* **Brief**
Show all lines that include the string "cabling"; copy each one.

* **Exercise materials**

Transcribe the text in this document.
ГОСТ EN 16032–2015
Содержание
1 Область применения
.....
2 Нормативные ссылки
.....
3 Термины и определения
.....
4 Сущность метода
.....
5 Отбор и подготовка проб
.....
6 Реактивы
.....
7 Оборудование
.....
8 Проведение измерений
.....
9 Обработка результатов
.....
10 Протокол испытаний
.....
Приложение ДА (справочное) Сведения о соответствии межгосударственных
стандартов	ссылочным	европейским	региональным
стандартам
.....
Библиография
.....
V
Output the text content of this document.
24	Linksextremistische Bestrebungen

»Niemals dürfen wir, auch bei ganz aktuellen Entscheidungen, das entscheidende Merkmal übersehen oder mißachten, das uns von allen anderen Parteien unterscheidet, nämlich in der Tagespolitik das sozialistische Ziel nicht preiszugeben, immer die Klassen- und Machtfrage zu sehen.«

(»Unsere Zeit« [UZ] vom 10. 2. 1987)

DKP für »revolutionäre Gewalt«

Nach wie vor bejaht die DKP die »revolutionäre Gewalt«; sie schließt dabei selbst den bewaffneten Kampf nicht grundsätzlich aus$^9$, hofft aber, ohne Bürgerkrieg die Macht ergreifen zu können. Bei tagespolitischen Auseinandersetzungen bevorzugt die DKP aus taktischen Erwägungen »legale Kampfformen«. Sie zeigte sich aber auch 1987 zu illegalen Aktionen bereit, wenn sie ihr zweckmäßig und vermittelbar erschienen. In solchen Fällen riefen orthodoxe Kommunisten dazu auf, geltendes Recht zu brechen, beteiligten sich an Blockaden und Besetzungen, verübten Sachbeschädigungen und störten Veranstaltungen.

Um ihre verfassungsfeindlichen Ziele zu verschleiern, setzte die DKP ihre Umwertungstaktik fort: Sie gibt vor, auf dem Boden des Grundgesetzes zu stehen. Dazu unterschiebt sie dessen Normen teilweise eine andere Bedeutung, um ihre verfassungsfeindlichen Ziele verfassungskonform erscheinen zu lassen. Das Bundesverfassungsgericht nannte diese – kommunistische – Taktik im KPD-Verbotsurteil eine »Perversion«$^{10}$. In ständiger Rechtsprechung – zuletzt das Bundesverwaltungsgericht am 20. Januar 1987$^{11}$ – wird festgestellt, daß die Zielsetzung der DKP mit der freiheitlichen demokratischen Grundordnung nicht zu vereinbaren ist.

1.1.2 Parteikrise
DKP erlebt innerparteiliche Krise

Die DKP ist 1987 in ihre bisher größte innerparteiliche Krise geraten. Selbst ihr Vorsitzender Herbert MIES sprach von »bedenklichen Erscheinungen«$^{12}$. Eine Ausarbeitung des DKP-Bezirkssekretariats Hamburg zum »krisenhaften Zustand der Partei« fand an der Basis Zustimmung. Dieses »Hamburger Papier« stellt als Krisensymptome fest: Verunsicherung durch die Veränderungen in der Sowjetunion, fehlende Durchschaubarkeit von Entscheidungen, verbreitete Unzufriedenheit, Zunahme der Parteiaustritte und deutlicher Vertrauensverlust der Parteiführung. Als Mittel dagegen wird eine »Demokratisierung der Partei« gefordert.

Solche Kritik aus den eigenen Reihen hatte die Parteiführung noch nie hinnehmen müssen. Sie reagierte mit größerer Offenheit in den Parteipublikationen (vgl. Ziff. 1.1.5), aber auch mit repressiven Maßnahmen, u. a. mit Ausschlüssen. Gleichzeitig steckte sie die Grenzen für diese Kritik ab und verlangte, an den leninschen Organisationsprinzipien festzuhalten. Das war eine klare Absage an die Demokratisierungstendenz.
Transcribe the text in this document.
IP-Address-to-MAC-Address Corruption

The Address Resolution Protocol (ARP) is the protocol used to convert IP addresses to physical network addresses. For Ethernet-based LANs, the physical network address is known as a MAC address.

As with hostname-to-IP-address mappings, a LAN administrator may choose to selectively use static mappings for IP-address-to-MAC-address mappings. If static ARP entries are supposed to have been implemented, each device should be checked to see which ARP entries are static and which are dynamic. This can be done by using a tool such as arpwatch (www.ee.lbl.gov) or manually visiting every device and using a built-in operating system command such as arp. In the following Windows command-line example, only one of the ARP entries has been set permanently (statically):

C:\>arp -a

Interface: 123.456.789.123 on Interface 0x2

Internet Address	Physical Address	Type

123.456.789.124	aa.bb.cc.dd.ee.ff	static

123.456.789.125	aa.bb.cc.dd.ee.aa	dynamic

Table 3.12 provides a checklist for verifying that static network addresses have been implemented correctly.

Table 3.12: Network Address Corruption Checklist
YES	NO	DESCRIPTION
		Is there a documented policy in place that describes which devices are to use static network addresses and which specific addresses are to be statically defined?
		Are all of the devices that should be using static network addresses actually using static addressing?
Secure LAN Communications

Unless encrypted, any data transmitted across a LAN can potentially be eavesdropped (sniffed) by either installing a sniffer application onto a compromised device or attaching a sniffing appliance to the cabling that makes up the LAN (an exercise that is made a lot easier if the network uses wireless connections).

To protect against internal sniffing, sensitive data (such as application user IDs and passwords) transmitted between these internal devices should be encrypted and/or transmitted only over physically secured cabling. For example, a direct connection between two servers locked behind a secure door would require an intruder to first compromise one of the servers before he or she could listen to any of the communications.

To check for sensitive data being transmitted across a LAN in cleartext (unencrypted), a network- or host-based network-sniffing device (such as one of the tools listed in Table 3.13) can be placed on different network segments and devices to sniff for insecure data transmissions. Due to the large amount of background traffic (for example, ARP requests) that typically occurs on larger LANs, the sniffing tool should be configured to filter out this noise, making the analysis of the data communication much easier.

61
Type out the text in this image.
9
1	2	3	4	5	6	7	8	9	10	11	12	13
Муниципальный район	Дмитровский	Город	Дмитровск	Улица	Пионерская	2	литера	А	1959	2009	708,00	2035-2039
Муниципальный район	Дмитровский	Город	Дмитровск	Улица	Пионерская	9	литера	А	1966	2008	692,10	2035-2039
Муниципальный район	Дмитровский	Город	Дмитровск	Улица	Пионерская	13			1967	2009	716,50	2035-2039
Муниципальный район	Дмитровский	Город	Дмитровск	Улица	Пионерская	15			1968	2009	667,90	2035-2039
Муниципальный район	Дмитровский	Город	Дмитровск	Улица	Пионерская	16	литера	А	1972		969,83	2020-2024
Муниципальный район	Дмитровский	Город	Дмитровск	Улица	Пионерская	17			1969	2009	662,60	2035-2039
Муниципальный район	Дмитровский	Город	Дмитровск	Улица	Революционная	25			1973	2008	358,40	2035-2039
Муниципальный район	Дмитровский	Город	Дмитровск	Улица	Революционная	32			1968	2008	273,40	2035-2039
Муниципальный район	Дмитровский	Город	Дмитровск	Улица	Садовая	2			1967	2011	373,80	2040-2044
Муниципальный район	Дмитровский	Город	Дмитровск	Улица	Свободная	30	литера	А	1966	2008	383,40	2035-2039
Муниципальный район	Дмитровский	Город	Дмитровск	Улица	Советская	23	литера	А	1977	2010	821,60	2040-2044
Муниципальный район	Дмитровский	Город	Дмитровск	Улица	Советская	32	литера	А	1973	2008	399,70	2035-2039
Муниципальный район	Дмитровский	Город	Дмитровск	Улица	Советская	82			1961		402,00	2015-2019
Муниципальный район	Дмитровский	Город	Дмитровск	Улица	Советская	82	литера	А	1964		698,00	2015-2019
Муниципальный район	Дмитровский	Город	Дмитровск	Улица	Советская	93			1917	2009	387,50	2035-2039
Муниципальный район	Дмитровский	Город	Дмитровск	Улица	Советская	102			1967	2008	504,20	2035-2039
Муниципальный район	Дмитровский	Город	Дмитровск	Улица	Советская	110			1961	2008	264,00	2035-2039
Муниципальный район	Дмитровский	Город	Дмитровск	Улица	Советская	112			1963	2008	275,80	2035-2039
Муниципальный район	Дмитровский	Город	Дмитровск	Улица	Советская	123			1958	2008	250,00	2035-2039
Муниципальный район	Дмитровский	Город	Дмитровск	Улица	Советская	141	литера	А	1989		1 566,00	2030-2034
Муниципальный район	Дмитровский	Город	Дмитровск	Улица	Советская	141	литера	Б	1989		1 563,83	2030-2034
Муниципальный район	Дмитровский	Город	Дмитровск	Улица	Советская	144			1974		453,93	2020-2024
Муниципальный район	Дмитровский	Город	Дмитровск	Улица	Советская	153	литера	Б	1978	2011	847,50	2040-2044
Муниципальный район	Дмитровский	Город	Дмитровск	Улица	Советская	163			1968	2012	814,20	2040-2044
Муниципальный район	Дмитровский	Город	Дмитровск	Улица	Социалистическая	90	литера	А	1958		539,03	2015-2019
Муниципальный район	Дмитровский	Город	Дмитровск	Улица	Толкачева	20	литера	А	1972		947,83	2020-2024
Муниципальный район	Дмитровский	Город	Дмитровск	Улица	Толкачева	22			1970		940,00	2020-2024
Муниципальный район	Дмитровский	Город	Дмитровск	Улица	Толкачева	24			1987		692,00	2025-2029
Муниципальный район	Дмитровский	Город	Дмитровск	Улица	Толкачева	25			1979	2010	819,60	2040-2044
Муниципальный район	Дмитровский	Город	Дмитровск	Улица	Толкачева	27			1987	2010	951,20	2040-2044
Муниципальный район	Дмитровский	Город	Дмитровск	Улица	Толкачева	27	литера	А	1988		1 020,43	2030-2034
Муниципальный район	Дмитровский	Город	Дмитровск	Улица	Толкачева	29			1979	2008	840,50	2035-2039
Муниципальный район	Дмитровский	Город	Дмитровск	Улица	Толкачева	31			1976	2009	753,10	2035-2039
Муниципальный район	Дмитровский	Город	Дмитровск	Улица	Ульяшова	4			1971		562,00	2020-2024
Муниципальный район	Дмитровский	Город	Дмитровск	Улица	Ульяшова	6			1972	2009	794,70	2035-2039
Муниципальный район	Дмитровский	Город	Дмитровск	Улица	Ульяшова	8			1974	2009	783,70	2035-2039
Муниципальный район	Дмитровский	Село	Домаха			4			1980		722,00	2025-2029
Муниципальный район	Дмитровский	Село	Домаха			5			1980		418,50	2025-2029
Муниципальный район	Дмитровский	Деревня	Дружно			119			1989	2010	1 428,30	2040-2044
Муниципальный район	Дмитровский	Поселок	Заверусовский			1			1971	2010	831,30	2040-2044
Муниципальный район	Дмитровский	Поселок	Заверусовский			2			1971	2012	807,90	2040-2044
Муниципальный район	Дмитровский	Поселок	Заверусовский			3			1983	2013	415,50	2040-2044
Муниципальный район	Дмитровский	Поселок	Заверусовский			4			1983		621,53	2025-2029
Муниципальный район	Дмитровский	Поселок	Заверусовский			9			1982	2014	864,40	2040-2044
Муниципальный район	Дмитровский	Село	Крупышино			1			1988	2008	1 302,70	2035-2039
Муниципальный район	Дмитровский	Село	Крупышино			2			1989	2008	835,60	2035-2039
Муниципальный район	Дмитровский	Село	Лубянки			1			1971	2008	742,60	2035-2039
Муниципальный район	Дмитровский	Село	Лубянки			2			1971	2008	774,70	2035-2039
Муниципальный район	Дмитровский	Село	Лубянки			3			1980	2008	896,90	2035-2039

* **Solution below**
Unless encrypted, any data transmitted across a LAN can potentially be eavesdropped (sniffed) by either installing a sniffer application onto a compromised device or attaching a sniffing appliance to the cabling that makes up the LAN (an exercise that is made a lot easier if the network uses wireless connections).
To protect against internal sniffing, sensitive data (such as application user IDs and passwords) transmitted between these internal devices should be encrypted and/or transmitted only over physically secured cabling. For example, a direct connection between two servers locked behind a secure door would require an intruder to first compromise one of the servers before he or she could listen to any of the communications.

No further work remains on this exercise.